* **Task to complete**:
Substitute "shortcut-label" for every "quick-link-label" in the material from the line with "Annotate this image: element" up to and including the line with "- quick-link-label: Hostels: [504, 732, 535, 742]", keeping everything else the same. Return only those lines, and leave out the pictures.

* **Given information**:
+---+

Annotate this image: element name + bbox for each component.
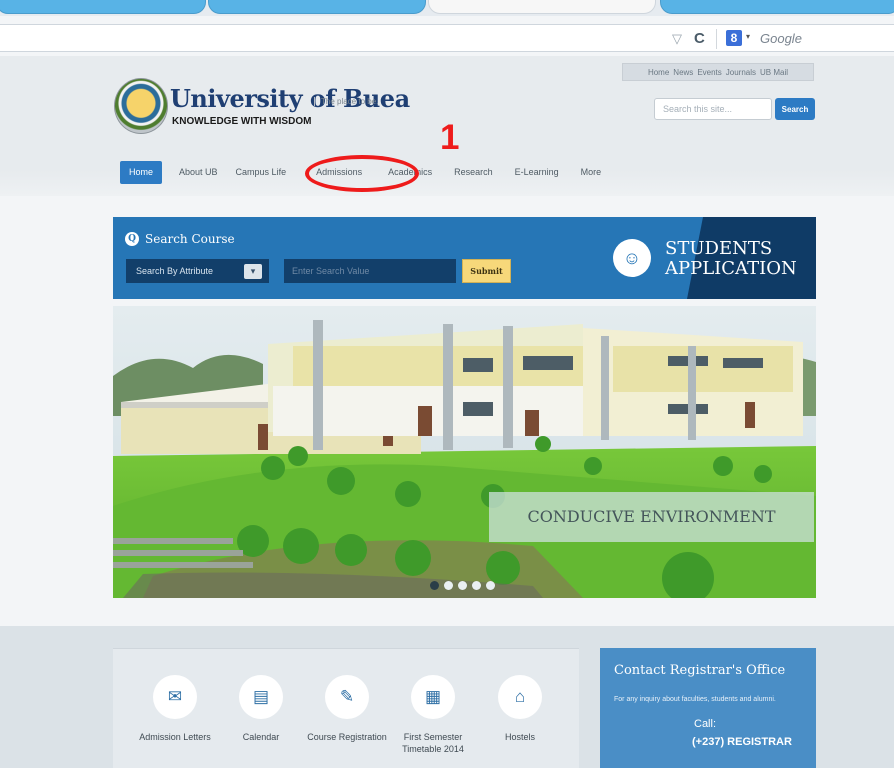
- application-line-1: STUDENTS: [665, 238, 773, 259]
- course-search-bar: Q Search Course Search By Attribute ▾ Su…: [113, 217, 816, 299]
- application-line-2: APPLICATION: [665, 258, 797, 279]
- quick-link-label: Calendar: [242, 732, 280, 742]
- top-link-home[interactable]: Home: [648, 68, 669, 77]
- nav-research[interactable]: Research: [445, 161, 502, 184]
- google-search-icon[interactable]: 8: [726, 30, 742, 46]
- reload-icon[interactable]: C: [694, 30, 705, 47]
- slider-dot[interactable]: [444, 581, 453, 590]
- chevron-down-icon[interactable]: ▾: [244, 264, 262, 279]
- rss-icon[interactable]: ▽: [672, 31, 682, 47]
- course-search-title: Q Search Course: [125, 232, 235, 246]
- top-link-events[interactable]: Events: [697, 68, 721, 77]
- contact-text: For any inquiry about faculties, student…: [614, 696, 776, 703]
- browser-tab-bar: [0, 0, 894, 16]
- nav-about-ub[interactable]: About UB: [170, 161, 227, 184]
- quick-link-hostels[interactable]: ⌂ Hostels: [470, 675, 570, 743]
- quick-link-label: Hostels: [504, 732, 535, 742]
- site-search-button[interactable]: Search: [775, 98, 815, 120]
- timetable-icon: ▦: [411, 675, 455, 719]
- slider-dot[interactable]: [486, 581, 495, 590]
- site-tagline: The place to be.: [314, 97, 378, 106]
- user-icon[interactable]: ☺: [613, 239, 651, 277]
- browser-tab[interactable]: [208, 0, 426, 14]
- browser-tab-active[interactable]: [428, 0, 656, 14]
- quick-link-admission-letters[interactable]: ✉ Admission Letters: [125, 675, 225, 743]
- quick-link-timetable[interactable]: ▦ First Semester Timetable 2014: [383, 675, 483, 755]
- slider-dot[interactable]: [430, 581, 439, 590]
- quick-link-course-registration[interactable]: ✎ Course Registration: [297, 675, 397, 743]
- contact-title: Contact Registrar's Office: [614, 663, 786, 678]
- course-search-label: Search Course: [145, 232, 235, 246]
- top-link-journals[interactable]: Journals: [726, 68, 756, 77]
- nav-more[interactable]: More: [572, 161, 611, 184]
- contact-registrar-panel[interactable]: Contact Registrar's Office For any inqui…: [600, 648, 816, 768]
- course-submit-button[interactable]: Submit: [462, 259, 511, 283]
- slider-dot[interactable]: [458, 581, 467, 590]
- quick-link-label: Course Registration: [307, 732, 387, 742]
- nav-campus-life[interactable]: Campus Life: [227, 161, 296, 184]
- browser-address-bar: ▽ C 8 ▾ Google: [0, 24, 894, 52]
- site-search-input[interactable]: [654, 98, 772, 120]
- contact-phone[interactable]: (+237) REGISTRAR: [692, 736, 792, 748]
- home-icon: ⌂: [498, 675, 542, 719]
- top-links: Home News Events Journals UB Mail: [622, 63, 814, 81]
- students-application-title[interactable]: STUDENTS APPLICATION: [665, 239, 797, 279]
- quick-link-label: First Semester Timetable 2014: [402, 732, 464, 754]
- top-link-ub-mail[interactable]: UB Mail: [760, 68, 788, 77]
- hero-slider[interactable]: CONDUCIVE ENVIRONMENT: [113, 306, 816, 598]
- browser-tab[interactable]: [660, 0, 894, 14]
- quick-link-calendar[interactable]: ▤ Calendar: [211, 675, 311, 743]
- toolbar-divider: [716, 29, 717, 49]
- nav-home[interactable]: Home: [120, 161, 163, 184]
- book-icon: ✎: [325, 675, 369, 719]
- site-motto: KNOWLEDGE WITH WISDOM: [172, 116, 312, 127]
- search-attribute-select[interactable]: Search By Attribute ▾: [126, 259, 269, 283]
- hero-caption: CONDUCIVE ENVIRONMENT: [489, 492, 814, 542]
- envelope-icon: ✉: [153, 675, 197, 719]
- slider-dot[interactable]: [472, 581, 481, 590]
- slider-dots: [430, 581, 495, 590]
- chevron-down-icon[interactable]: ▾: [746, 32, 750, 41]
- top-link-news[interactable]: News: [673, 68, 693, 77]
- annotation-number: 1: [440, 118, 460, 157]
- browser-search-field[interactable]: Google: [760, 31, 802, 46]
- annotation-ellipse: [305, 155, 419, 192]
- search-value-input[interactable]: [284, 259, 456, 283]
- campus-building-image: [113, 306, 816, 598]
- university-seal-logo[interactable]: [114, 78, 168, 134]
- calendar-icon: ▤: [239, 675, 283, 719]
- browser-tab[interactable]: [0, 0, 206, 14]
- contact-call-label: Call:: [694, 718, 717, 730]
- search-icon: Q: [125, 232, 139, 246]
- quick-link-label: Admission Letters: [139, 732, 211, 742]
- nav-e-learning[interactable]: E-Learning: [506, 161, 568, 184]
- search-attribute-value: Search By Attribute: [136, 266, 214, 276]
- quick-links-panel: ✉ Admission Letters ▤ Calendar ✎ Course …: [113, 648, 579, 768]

+---+

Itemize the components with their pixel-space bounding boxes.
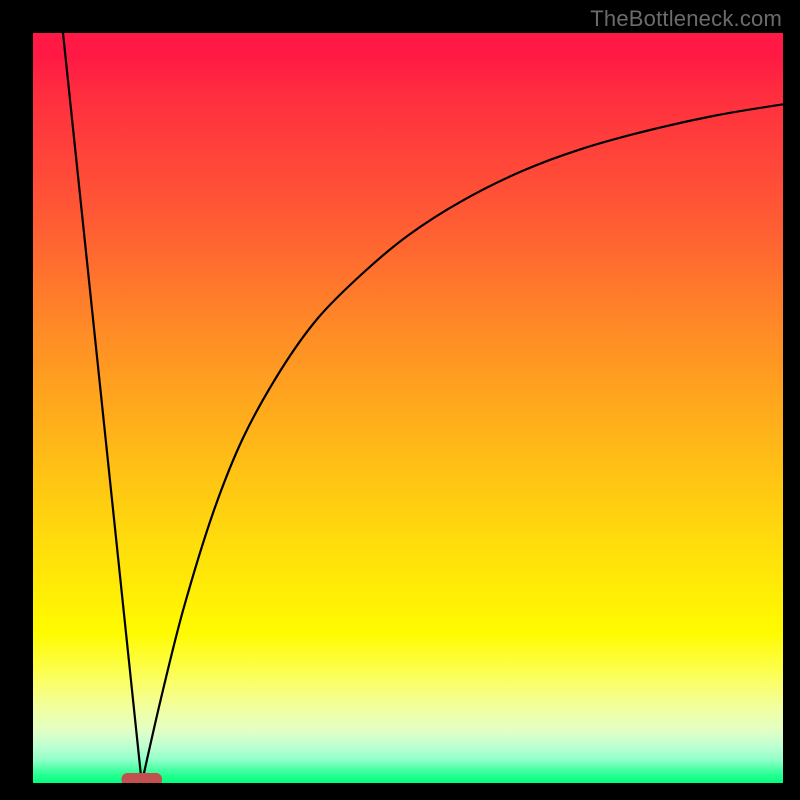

+---+

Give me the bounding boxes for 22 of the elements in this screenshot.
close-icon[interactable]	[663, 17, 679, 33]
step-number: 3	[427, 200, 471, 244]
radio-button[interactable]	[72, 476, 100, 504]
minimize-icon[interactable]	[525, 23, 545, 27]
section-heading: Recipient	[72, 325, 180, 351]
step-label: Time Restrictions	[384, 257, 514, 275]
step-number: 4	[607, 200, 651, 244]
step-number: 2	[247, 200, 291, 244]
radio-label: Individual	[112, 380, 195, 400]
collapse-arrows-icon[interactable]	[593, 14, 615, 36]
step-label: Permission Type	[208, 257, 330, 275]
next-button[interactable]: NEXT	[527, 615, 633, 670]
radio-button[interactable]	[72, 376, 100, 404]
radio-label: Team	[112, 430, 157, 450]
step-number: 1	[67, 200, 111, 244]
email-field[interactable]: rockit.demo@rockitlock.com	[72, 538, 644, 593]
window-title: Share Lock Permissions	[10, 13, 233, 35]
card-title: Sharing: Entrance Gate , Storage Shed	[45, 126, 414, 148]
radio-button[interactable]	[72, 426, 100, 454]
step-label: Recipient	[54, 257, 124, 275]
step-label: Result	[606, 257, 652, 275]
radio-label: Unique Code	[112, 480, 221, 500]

+---+

* **Finished task**:
Annotate this image: element name + bbox for each component.
- application-line-1: STUDENTS: [665, 238, 773, 259]
- course-search-bar: Q Search Course Search By Attribute ▾ Su…: [113, 217, 816, 299]
- application-line-2: APPLICATION: [665, 258, 797, 279]
- shortcut-label: Calendar: [242, 732, 280, 742]
- top-link-home[interactable]: Home: [648, 68, 669, 77]
- nav-research[interactable]: Research: [445, 161, 502, 184]
- google-search-icon[interactable]: 8: [726, 30, 742, 46]
- reload-icon[interactable]: C: [694, 30, 705, 47]
- slider-dot[interactable]: [444, 581, 453, 590]
- chevron-down-icon[interactable]: ▾: [244, 264, 262, 279]
- rss-icon[interactable]: ▽: [672, 31, 682, 47]
- course-search-title: Q Search Course: [125, 232, 235, 246]
- top-link-events[interactable]: Events: [697, 68, 721, 77]
- contact-text: For any inquiry about faculties, student…: [614, 696, 776, 703]
- browser-tab-bar: [0, 0, 894, 16]
- nav-about-ub[interactable]: About UB: [170, 161, 227, 184]
- quick-link-hostels[interactable]: ⌂ Hostels: [470, 675, 570, 743]
- shortcut-label: Hostels: [504, 732, 535, 742]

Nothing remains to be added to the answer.